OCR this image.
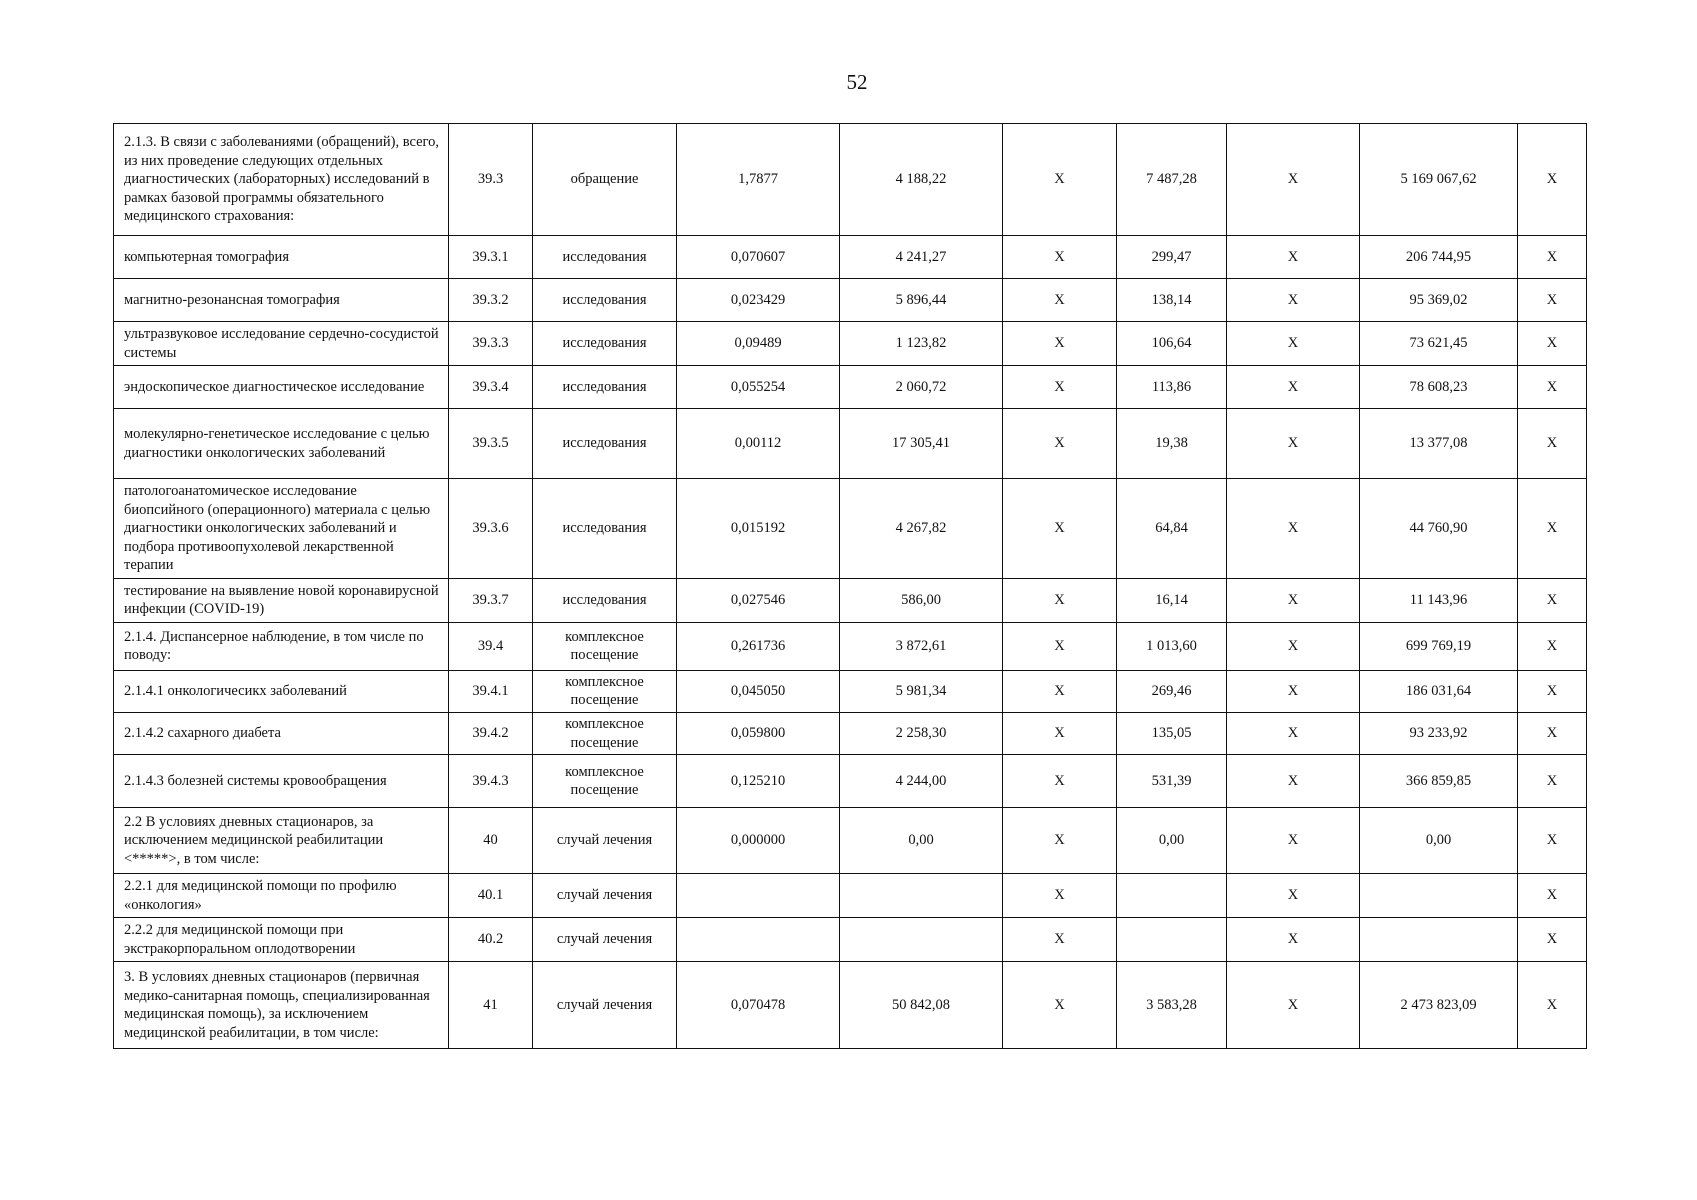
52
2.1.3. В связи с заболеваниями (обращений), всего, из них проведение следующих отдельных диагностических (лабораторных) исследований в рамках базовой программы обязательного медицинского страхования:	39.3	обращение	1,7877	4 188,22	X	7 487,28	X	5 169 067,62	X
компьютерная томография	39.3.1	исследования	0,070607	4 241,27	X	299,47	X	206 744,95	X
магнитно-резонансная томография	39.3.2	исследования	0,023429	5 896,44	X	138,14	X	95 369,02	X
ультразвуковое исследование сердечно-сосудистой системы	39.3.3	исследования	0,09489	1 123,82	X	106,64	X	73 621,45	X
эндоскопическое диагностическое исследование	39.3.4	исследования	0,055254	2 060,72	X	113,86	X	78 608,23	X
молекулярно-генетическое исследование с целью диагностики онкологических заболеваний	39.3.5	исследования	0,00112	17 305,41	X	19,38	X	13 377,08	X
патологоанатомическое исследование биопсийного (операционного) материала с целью диагностики онкологических заболеваний и подбора противоопухолевой лекарственной терапии	39.3.6	исследования	0,015192	4 267,82	X	64,84	X	44 760,90	X
тестирование на выявление новой коронавирусной инфекции (COVID-19)	39.3.7	исследования	0,027546	586,00	X	16,14	X	11 143,96	X
2.1.4. Диспансерное наблюдение, в том числе по поводу:	39.4	комплексное посещение	0,261736	3 872,61	X	1 013,60	X	699 769,19	X
2.1.4.1 онкологичесикх заболеваний	39.4.1	комплексное посещение	0,045050	5 981,34	X	269,46	X	186 031,64	X
2.1.4.2 сахарного диабета	39.4.2	комплексное посещение	0,059800	2 258,30	X	135,05	X	93 233,92	X
2.1.4.3 болезней системы кровообращения	39.4.3	комплексное посещение	0,125210	4 244,00	X	531,39	X	366 859,85	X
2.2 В условиях дневных стационаров, за исключением медицинской реабилитации <*****>, в том числе:	40	случай лечения	0,000000	0,00	X	0,00	X	0,00	X
2.2.1 для медицинской помощи по профилю «онкология»	40.1	случай лечения			X		X		X
2.2.2 для медицинской помощи при экстракорпоральном оплодотворении	40.2	случай лечения			X		X		X
3. В условиях дневных стационаров (первичная медико-санитарная помощь, специализированная медицинская помощь), за исключением медицинской реабилитации, в том числе:	41	случай лечения	0,070478	50 842,08	X	3 583,28	X	2 473 823,09	X
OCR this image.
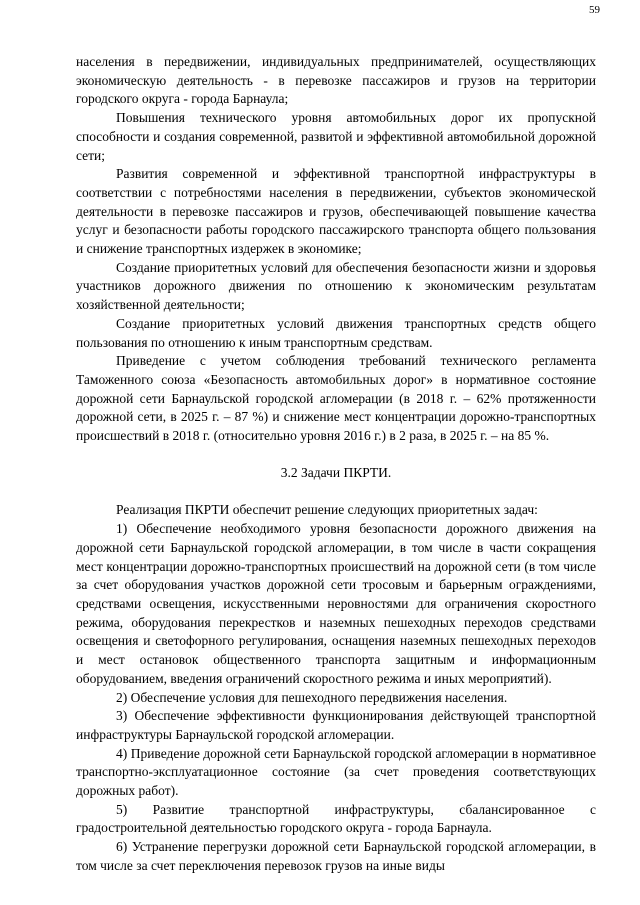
59

населения в передвижении, индивидуальных предпринимателей, осуществляющих экономическую деятельность - в перевозке пассажиров и грузов на территории городского округа - города Барнаула;

Повышения технического уровня автомобильных дорог их пропускной способности и создания современной, развитой и эффективной автомобильной дорожной сети;

Развития современной и эффективной транспортной инфраструктуры в соответствии с потребностями населения в передвижении, субъектов экономической деятельности в перевозке пассажиров и грузов, обеспечивающей повышение качества услуг и безопасности работы городского пассажирского транспорта общего пользования и снижение транспортных издержек в экономике;

Создание приоритетных условий для обеспечения безопасности жизни и здоровья участников дорожного движения по отношению к экономическим результатам хозяйственной деятельности;

Создание приоритетных условий движения транспортных средств общего пользования по отношению к иным транспортным средствам.

Приведение с учетом соблюдения требований технического регламента Таможенного союза «Безопасность автомобильных дорог» в нормативное состояние дорожной сети Барнаульской городской агломерации (в 2018 г. – 62% протяженности дорожной сети, в 2025 г. – 87 %) и снижение мест концентрации дорожно-транспортных происшествий в 2018 г. (относительно уровня 2016 г.) в 2 раза, в 2025 г. – на 85 %.

3.2 Задачи ПКРТИ.

Реализация ПКРТИ обеспечит решение следующих приоритетных задач:

1) Обеспечение необходимого уровня безопасности дорожного движения на дорожной сети Барнаульской городской агломерации, в том числе в части сокращения мест концентрации дорожно-транспортных происшествий на дорожной сети (в том числе за счет оборудования участков дорожной сети тросовым и барьерным ограждениями, средствами освещения, искусственными неровностями для ограничения скоростного режима, оборудования перекрестков и наземных пешеходных переходов средствами освещения и светофорного регулирования, оснащения наземных пешеходных переходов и мест остановок общественного транспорта защитным и информационным оборудованием, введения ограничений скоростного режима и иных мероприятий).

2) Обеспечение условия для пешеходного передвижения населения.

3) Обеспечение эффективности функционирования действующей транспортной инфраструктуры Барнаульской городской агломерации.

4) Приведение дорожной сети Барнаульской городской агломерации в нормативное транспортно-эксплуатационное состояние (за счет проведения соответствующих дорожных работ).

5) Развитие транспортной инфраструктуры, сбалансированное с градостроительной деятельностью городского округа - города Барнаула.

6) Устранение перегрузки дорожной сети Барнаульской городской агломерации, в том числе за счет переключения перевозок грузов на иные виды
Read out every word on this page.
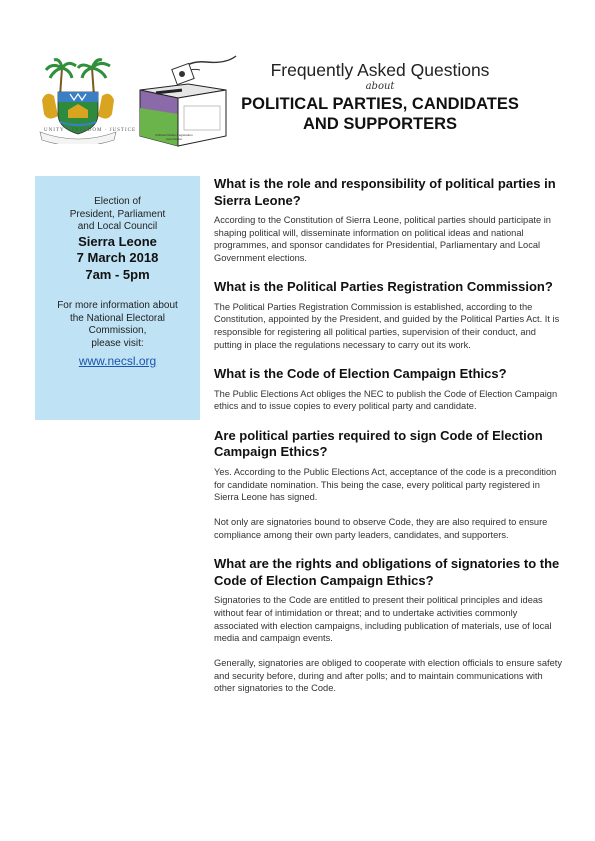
UNITY · FREEDOM · JUSTICE
Political Parties Registration Commission
Frequently Asked Questions
about
POLITICAL PARTIES, CANDIDATES
AND SUPPORTERS
Election of
President, Parliament
and Local Council
Sierra Leone
7 March 2018
7am - 5pm
For more information about
the National Electoral
Commission,
please visit:
www.necsl.org
What is the role and responsibility of political parties in Sierra Leone?

According to the Constitution of Sierra Leone, political parties should participate in shaping political will, disseminate information on political ideas and national programmes, and sponsor candidates for Presidential, Parliamentary and Local Government elections.

What is the Political Parties Registration Commission?

The Political Parties Registration Commission is established, according to the Constitution, appointed by the President, and guided by the Political Parties Act. It is responsible for registering all political parties, supervision of their conduct, and putting in place the regulations necessary to carry out its work.

What is the Code of Election Campaign Ethics?

The Public Elections Act obliges the NEC to publish the Code of Election Campaign ethics and to issue copies to every political party and candidate.

Are political parties required to sign Code of Election Campaign Ethics?

Yes. According to the Public Elections Act, acceptance of the code is a precondition for candidate nomination. This being the case, every political party registered in Sierra Leone has signed.

Not only are signatories bound to observe Code, they are also required to ensure compliance among their own party leaders, candidates, and supporters.

What are the rights and obligations of signatories to the Code of Election Campaign Ethics?

Signatories to the Code are entitled to present their political principles and ideas without fear of intimidation or threat; and to undertake activities commonly associated with election campaigns, including publication of materials, use of local media and campaign events.

Generally, signatories are obliged to cooperate with election officials to ensure safety and security before, during and after polls; and to maintain communications with other signatories to the Code.
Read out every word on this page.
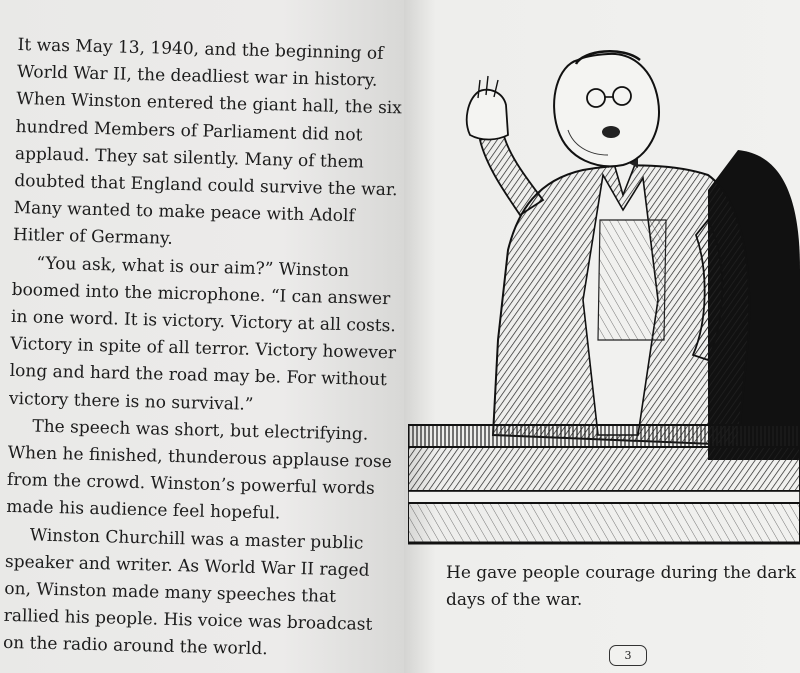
It was May 13, 1940, and the beginning of World War II, the deadliest war in history. When Winston entered the giant hall, the six hundred Members of Parliament did not applaud. They sat silently. Many of them doubted that England could survive the war. Many wanted to make peace with Adolf Hitler of Germany.

“You ask, what is our aim?” Winston boomed into the microphone. “I can answer in one word. It is victory. Victory at all costs. Victory in spite of all terror. Victory however long and hard the road may be. For without victory there is no survival.”

The speech was short, but electrifying. When he finished, thunderous applause rose from the crowd. Winston’s powerful words made his audience feel hopeful.

Winston Churchill was a master public speaker and writer. As World War II raged on, Winston made many speeches that rallied his people. His voice was broadcast on the radio around the world.

He gave people courage during the dark days of the war.
3
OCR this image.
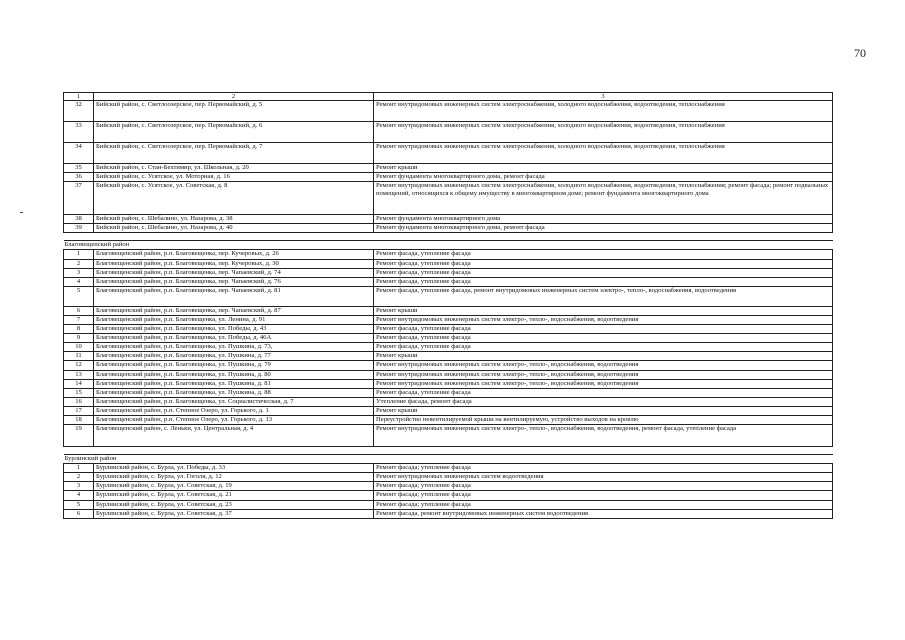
70
1	2	3
32	Бийский район, с. Светлоозерское, пер. Первомайский, д. 5	Ремонт внутридомовых инженерных систем электроснабжения, холодного водоснабжения, водоотведения, теплоснабжения
33	Бийский район, с. Светлоозерское, пер. Первомайский, д. 6	Ремонт внутридомовых инженерных систем электроснабжения, холодного водоснабжения, водоотведения, теплоснабжения
34	Бийский район, с. Светлоозерское, пер. Первомайский, д. 7	Ремонт внутридомовых инженерных систем электроснабжения, холодного водоснабжения, водоотведения, теплоснабжения
35	Бийский район, с. Стан-Бехтимир, ул. Школьная, д. 20	Ремонт крыши
36	Бийский район, с. Усятское, ул. Моторная, д. 16	Ремонт фундамента многоквартирного дома, ремонт фасада
37	Бийский район, с. Усятское, ул. Советская, д. 8	Ремонт внутридомовых инженерных систем электроснабжения, холодного водоснабжения, водоотведения, теплоснабжения; ремонт фасада; ремонт подвальных помещений, относящихся к общему имуществу в многоквартирном доме; ремонт фундамента многоквартирного дома
38	Бийский район, с. Шебалино, ул. Назарова, д. 38	Ремонт фундамента многоквартирного дома
39	Бийский район, с. Шебалино, ул. Назарова, д. 40	Ремонт фундамента многоквартирного дома, ремонт фасада

Благовещенский район		
1	Благовещенский район, р.п. Благовещенка, пер. Кучеровых, д. 26	Ремонт фасада, утепление фасада
2	Благовещенский район, р.п. Благовещенка, пер. Кучеровых, д. 30	Ремонт фасада, утепление фасада
3	Благовещенский район, р.п. Благовещенка, пер. Чапаевский, д. 74	Ремонт фасада, утепление фасада
4	Благовещенский район, р.п. Благовещенка, пер. Чапаевский, д. 76	Ремонт фасада, утепление фасада
5	Благовещенский район, р.п. Благовещенка, пер. Чапаевский, д. 81	Ремонт фасада, утепление фасада, ремонт внутридомовых инженерных систем электро-, тепло-, водоснабжения, водоотведения
6	Благовещенский район, р.п. Благовещенка, пер. Чапаевский, д. 87	Ремонт крыши
7	Благовещенский район, р.п. Благовещенка, ул. Ленина, д. 91	Ремонт внутридомовых инженерных систем электро-, тепло-, водоснабжения, водоотведения
8	Благовещенский район, р.п. Благовещенка, ул. Победы, д. 43	Ремонт фасада, утепление фасада
9	Благовещенский район, р.п. Благовещенка, ул. Победы, д. 46А	Ремонт фасада, утепление фасада
10	Благовещенский район, р.п. Благовещенка, ул. Пушкина, д. 73,	Ремонт фасада, утепление фасада
11	Благовещенский район, р.п. Благовещенка, ул. Пушкина, д. 77	Ремонт крыши
12	Благовещенский район, р.п. Благовещенка, ул. Пушкина, д. 79	Ремонт внутридомовых инженерных систем электро-, тепло-, водоснабжения, водоотведения
13	Благовещенский район, р.п. Благовещенка, ул. Пушкина, д. 80	Ремонт внутридомовых инженерных систем электро-, тепло-, водоснабжения, водоотведения
14	Благовещенский район, р.п. Благовещенка, ул. Пушкина, д. 81	Ремонт внутридомовых инженерных систем электро-, тепло-, водоснабжения, водоотведения
15	Благовещенский район, р.п. Благовещенка, ул. Пушкина, д. 88	Ремонт фасада, утепление фасада
16	Благовещенский район, р.п. Благовещенка, ул. Социалистическая, д. 7	Утепление фасада, ремонт фасада
17	Благовещенский район, р.п. Степное Озеро, ул. Горького, д. 1	Ремонт крыши
18	Благовещенский район, р.п. Степное Озеро, ул. Горького, д. 13	Переустройство невентилируемой крыши на вентилируемую, устройство выходов на кровлю
19	Благовещенский район, с. Леньки, ул. Центральная, д. 4	Ремонт внутридомовых инженерных систем электро-, тепло-, водоснабжения, водоотведения, ремонт фасада, утепление фасада

Бурлинский район		
1	Бурлинский район, с. Бурла, ул. Победы, д. 33	Ремонт фасада; утепление фасада
2	Бурлинский район, с. Бурла, ул. Гоголя, д. 12	Ремонт внутридомовых инженерных систем водоотведения
3	Бурлинский район, с. Бурла, ул. Советская, д. 19	Ремонт фасада; утепление фасада
4	Бурлинский район, с. Бурла, ул. Советская, д. 21	Ремонт фасада; утепление фасада
5	Бурлинский район, с. Бурла, ул. Советская, д. 23	Ремонт фасада; утепление фасада
6	Бурлинский район, с. Бурла, ул. Советская, д. 37	Ремонт фасада, ремонт внутридомовых инженерных систем водоотведения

..............................

◆ **DIRECTION**
Report the number of lines that include the string "Победы"; return nothing but the count.

◆ **OUTPUT BELOW**
3